**TASK REQUIREMENTS**
Repeat the entries that follow verbatim, without any of their pictures.

[Dataset entries]

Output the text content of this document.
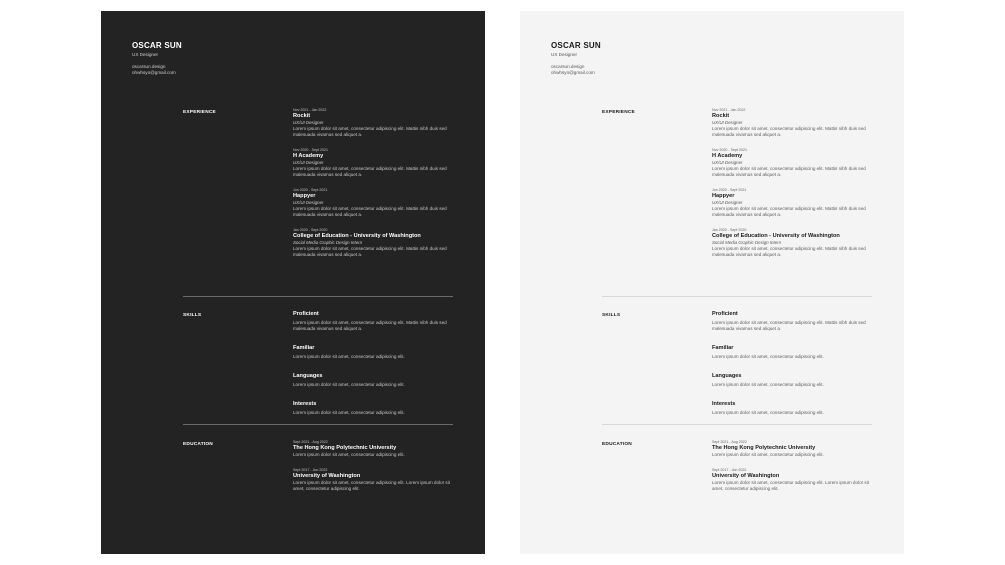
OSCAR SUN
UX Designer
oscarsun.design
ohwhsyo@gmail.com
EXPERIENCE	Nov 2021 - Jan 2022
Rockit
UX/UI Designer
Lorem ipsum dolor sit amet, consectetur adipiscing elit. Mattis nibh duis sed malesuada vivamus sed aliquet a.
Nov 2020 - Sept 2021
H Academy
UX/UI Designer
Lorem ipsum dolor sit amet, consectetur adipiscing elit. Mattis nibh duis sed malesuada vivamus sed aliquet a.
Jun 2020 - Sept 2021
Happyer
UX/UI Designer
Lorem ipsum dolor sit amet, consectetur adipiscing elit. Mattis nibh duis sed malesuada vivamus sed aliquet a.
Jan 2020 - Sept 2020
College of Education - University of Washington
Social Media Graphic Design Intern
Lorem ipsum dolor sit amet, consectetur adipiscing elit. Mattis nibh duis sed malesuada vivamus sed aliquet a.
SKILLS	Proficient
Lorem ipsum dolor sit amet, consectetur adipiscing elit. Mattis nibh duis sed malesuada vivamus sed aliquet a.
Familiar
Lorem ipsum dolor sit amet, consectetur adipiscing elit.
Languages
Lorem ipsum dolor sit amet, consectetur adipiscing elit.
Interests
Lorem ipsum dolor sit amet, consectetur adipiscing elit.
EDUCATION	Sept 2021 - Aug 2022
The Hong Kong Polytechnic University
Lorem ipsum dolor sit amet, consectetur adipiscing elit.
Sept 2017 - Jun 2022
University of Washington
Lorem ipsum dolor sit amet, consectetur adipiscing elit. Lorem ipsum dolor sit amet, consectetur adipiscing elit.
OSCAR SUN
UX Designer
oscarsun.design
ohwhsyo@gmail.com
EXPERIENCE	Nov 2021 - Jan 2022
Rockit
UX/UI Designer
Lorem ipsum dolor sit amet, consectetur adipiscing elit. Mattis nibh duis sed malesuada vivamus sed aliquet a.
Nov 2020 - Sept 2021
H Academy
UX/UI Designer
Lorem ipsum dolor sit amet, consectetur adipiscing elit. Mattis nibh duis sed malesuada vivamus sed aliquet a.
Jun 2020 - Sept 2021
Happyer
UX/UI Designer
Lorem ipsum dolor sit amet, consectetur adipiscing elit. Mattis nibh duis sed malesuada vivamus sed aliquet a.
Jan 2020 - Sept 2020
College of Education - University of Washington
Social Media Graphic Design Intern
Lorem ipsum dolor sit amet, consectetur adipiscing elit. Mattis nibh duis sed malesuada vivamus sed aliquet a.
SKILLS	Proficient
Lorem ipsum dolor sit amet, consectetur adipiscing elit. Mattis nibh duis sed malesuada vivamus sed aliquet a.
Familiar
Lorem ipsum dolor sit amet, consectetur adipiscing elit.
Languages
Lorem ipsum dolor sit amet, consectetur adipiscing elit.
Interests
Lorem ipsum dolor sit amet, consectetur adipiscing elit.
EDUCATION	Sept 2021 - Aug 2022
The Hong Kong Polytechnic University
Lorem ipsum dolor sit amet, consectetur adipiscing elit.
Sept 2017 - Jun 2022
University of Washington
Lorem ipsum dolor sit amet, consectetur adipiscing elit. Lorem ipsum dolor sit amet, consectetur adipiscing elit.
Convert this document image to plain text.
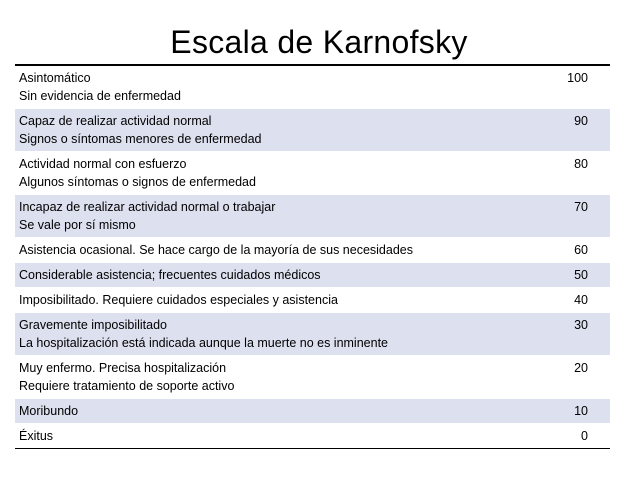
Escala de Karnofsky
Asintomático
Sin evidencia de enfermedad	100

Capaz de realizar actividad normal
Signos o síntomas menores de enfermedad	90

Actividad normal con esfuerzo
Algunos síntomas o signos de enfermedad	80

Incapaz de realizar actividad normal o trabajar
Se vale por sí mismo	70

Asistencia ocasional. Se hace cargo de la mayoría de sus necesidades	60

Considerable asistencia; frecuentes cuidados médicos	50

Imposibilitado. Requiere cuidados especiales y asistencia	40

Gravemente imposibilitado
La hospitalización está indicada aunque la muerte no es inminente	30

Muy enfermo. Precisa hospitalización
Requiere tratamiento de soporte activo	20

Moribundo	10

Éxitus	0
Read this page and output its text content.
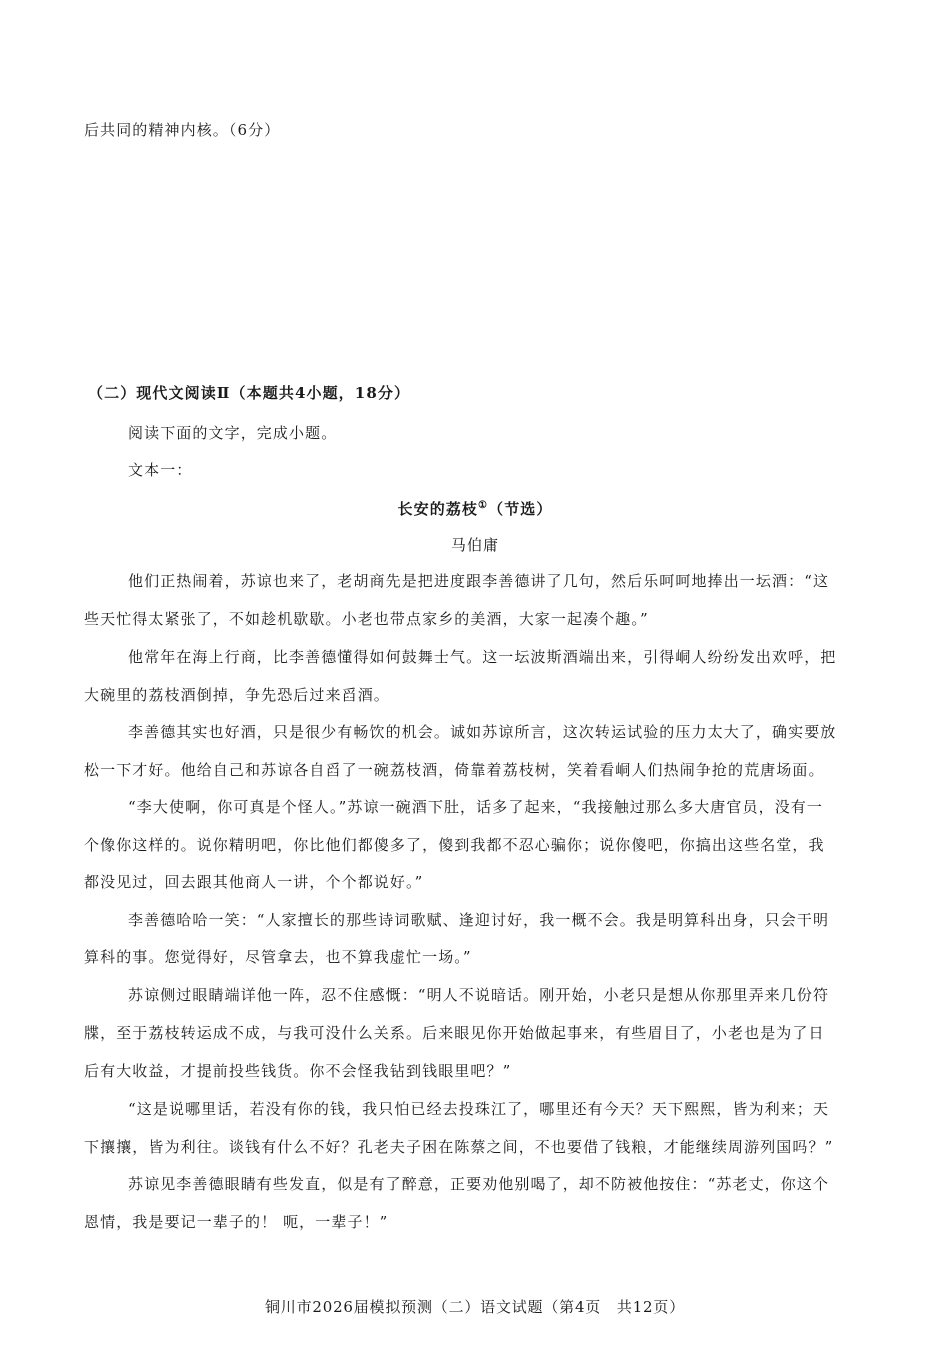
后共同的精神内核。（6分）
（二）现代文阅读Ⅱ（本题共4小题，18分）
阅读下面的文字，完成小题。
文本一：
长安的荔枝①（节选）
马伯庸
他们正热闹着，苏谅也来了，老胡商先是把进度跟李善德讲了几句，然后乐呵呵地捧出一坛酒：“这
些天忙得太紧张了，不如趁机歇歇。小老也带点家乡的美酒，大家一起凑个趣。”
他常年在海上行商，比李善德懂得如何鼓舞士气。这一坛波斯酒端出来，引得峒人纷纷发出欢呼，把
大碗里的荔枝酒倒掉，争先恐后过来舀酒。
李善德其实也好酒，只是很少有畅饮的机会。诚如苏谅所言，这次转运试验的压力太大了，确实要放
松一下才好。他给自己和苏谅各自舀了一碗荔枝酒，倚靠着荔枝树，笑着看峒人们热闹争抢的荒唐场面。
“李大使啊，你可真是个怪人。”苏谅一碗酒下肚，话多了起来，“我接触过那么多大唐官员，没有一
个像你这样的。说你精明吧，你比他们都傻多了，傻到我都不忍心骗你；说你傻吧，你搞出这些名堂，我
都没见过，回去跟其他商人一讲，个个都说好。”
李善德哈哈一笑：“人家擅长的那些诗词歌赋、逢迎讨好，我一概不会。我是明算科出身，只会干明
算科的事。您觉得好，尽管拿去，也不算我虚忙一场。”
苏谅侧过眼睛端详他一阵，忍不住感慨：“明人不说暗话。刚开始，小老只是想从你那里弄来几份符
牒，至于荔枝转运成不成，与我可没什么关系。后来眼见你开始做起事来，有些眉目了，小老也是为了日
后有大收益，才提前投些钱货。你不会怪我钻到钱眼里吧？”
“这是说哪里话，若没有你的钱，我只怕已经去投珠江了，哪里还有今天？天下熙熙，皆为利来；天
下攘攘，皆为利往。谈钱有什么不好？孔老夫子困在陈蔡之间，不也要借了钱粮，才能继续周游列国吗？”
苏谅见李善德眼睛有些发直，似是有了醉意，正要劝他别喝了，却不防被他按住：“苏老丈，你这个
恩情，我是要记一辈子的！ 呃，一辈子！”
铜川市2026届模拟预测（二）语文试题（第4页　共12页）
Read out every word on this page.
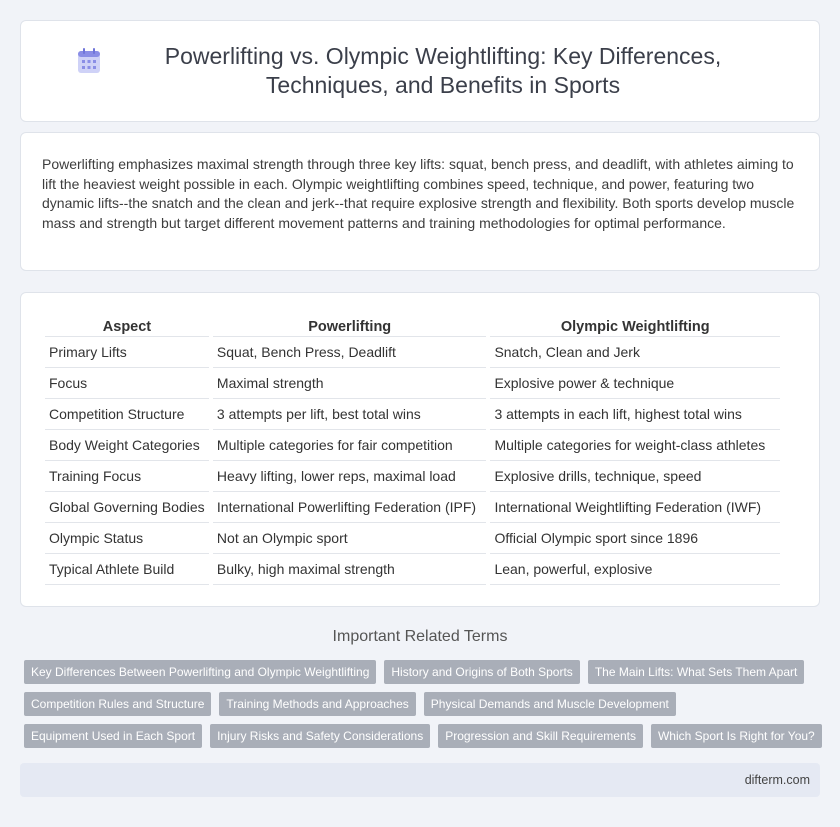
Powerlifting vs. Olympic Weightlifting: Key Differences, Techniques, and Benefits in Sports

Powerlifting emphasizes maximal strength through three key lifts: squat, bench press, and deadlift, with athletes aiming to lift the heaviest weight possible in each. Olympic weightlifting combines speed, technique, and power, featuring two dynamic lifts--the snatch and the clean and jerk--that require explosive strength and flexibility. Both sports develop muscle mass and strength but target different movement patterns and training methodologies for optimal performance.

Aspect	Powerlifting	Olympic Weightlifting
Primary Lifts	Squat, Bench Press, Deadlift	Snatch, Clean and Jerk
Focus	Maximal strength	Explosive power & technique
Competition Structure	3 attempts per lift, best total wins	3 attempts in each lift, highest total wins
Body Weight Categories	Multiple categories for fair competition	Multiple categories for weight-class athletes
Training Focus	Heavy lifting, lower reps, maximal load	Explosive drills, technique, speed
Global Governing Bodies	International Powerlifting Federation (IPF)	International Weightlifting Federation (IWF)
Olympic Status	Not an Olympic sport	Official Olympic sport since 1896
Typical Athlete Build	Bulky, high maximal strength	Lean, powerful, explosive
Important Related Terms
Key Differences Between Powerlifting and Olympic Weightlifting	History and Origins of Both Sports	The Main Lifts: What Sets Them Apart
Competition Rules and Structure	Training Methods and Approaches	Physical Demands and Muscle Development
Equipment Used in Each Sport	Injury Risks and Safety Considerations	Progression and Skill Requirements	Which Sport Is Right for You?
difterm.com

**TASK SOLUTION**
Output the text content of this document.
OSCAR SUN
UX Designer
oscarsun.design
ohwhsyo@gmail.com
EXPERIENCE	Nov 2021 - Jan 2022
Rockit
UX/UI Designer
Lorem ipsum dolor sit amet, consectetur adipiscing elit. Mattis nibh duis sed malesuada vivamus sed aliquet a.
Nov 2020 - Sept 2021
H Academy
UX/UI Designer
Lorem ipsum dolor sit amet, consectetur adipiscing elit. Mattis nibh duis sed malesuada vivamus sed aliquet a.
Jun 2020 - Sept 2021
Happyer
UX/UI Designer
Lorem ipsum dolor sit amet, consectetur adipiscing elit. Mattis nibh duis sed malesuada vivamus sed aliquet a.
Jan 2020 - Sept 2020
College of Education - University of Washington
Social Media Graphic Design Intern
Lorem ipsum dolor sit amet, consectetur adipiscing elit. Mattis nibh duis sed malesuada vivamus sed aliquet a.
SKILLS	Proficient
Lorem ipsum dolor sit amet, consectetur adipiscing elit. Mattis nibh duis sed malesuada vivamus sed aliquet a.
Familiar
Lorem ipsum dolor sit amet, consectetur adipiscing elit.
Languages
Lorem ipsum dolor sit amet, consectetur adipiscing elit.
Interests
Lorem ipsum dolor sit amet, consectetur adipiscing elit.
EDUCATION	Sept 2021 - Aug 2022
The Hong Kong Polytechnic University
Lorem ipsum dolor sit amet, consectetur adipiscing elit.
Sept 2017 - Jun 2022
University of Washington
Lorem ipsum dolor sit amet, consectetur adipiscing elit. Lorem ipsum dolor sit amet, consectetur adipiscing elit.
OSCAR SUN
UX Designer
oscarsun.design
ohwhsyo@gmail.com
EXPERIENCE	Nov 2021 - Jan 2022
Rockit
UX/UI Designer
Lorem ipsum dolor sit amet, consectetur adipiscing elit. Mattis nibh duis sed malesuada vivamus sed aliquet a.
Nov 2020 - Sept 2021
H Academy
UX/UI Designer
Lorem ipsum dolor sit amet, consectetur adipiscing elit. Mattis nibh duis sed malesuada vivamus sed aliquet a.
Jun 2020 - Sept 2021
Happyer
UX/UI Designer
Lorem ipsum dolor sit amet, consectetur adipiscing elit. Mattis nibh duis sed malesuada vivamus sed aliquet a.
Jan 2020 - Sept 2020
College of Education - University of Washington
Social Media Graphic Design Intern
Lorem ipsum dolor sit amet, consectetur adipiscing elit. Mattis nibh duis sed malesuada vivamus sed aliquet a.
SKILLS	Proficient
Lorem ipsum dolor sit amet, consectetur adipiscing elit. Mattis nibh duis sed malesuada vivamus sed aliquet a.
Familiar
Lorem ipsum dolor sit amet, consectetur adipiscing elit.
Languages
Lorem ipsum dolor sit amet, consectetur adipiscing elit.
Interests
Lorem ipsum dolor sit amet, consectetur adipiscing elit.
EDUCATION	Sept 2021 - Aug 2022
The Hong Kong Polytechnic University
Lorem ipsum dolor sit amet, consectetur adipiscing elit.
Sept 2017 - Jun 2022
University of Washington
Lorem ipsum dolor sit amet, consectetur adipiscing elit. Lorem ipsum dolor sit amet, consectetur adipiscing elit.
Convert this document image to plain text.
Escala de Karnofsky
Asintomático
Sin evidencia de enfermedad	100

Capaz de realizar actividad normal
Signos o síntomas menores de enfermedad	90

Actividad normal con esfuerzo
Algunos síntomas o signos de enfermedad	80

Incapaz de realizar actividad normal o trabajar
Se vale por sí mismo	70

Asistencia ocasional. Se hace cargo de la mayoría de sus necesidades	60

Considerable asistencia; frecuentes cuidados médicos	50

Imposibilitado. Requiere cuidados especiales y asistencia	40

Gravemente imposibilitado
La hospitalización está indicada aunque la muerte no es inminente	30

Muy enfermo. Precisa hospitalización
Requiere tratamiento de soporte activo	20

Moribundo	10

Éxitus	0
Read this page and output its text content.
后共同的精神内核。（6分）
（二）现代文阅读Ⅱ（本题共4小题，18分）
阅读下面的文字，完成小题。
文本一：
长安的荔枝①（节选）
马伯庸
他们正热闹着，苏谅也来了，老胡商先是把进度跟李善德讲了几句，然后乐呵呵地捧出一坛酒：“这
些天忙得太紧张了，不如趁机歇歇。小老也带点家乡的美酒，大家一起凑个趣。”
他常年在海上行商，比李善德懂得如何鼓舞士气。这一坛波斯酒端出来，引得峒人纷纷发出欢呼，把
大碗里的荔枝酒倒掉，争先恐后过来舀酒。
李善德其实也好酒，只是很少有畅饮的机会。诚如苏谅所言，这次转运试验的压力太大了，确实要放
松一下才好。他给自己和苏谅各自舀了一碗荔枝酒，倚靠着荔枝树，笑着看峒人们热闹争抢的荒唐场面。
“李大使啊，你可真是个怪人。”苏谅一碗酒下肚，话多了起来，“我接触过那么多大唐官员，没有一
个像你这样的。说你精明吧，你比他们都傻多了，傻到我都不忍心骗你；说你傻吧，你搞出这些名堂，我
都没见过，回去跟其他商人一讲，个个都说好。”
李善德哈哈一笑：“人家擅长的那些诗词歌赋、逢迎讨好，我一概不会。我是明算科出身，只会干明
算科的事。您觉得好，尽管拿去，也不算我虚忙一场。”
苏谅侧过眼睛端详他一阵，忍不住感慨：“明人不说暗话。刚开始，小老只是想从你那里弄来几份符
牒，至于荔枝转运成不成，与我可没什么关系。后来眼见你开始做起事来，有些眉目了，小老也是为了日
后有大收益，才提前投些钱货。你不会怪我钻到钱眼里吧？”
“这是说哪里话，若没有你的钱，我只怕已经去投珠江了，哪里还有今天？天下熙熙，皆为利来；天
下攘攘，皆为利往。谈钱有什么不好？孔老夫子困在陈蔡之间，不也要借了钱粮，才能继续周游列国吗？”
苏谅见李善德眼睛有些发直，似是有了醉意，正要劝他别喝了，却不防被他按住：“苏老丈，你这个
恩情，我是要记一辈子的！ 呃，一辈子！”
铜川市2026届模拟预测（二）语文试题（第4页　共12页）
Read out every word on this page.
Powerlifting vs. Olympic Weightlifting: Key Differences, Techniques, and Benefits in Sports

Powerlifting emphasizes maximal strength through three key lifts: squat, bench press, and deadlift, with athletes aiming to lift the heaviest weight possible in each. Olympic weightlifting combines speed, technique, and power, featuring two dynamic lifts--the snatch and the clean and jerk--that require explosive strength and flexibility. Both sports develop muscle mass and strength but target different movement patterns and training methodologies for optimal performance.

Aspect	Powerlifting	Olympic Weightlifting
Primary Lifts	Squat, Bench Press, Deadlift	Snatch, Clean and Jerk
Focus	Maximal strength	Explosive power & technique
Competition Structure	3 attempts per lift, best total wins	3 attempts in each lift, highest total wins
Body Weight Categories	Multiple categories for fair competition	Multiple categories for weight-class athletes
Training Focus	Heavy lifting, lower reps, maximal load	Explosive drills, technique, speed
Global Governing Bodies	International Powerlifting Federation (IPF)	International Weightlifting Federation (IWF)
Olympic Status	Not an Olympic sport	Official Olympic sport since 1896
Typical Athlete Build	Bulky, high maximal strength	Lean, powerful, explosive
Important Related Terms
Key Differences Between Powerlifting and Olympic Weightlifting	History and Origins of Both Sports	The Main Lifts: What Sets Them Apart
Competition Rules and Structure	Training Methods and Approaches	Physical Demands and Muscle Development
Equipment Used in Each Sport	Injury Risks and Safety Considerations	Progression and Skill Requirements	Which Sport Is Right for You?
difterm.com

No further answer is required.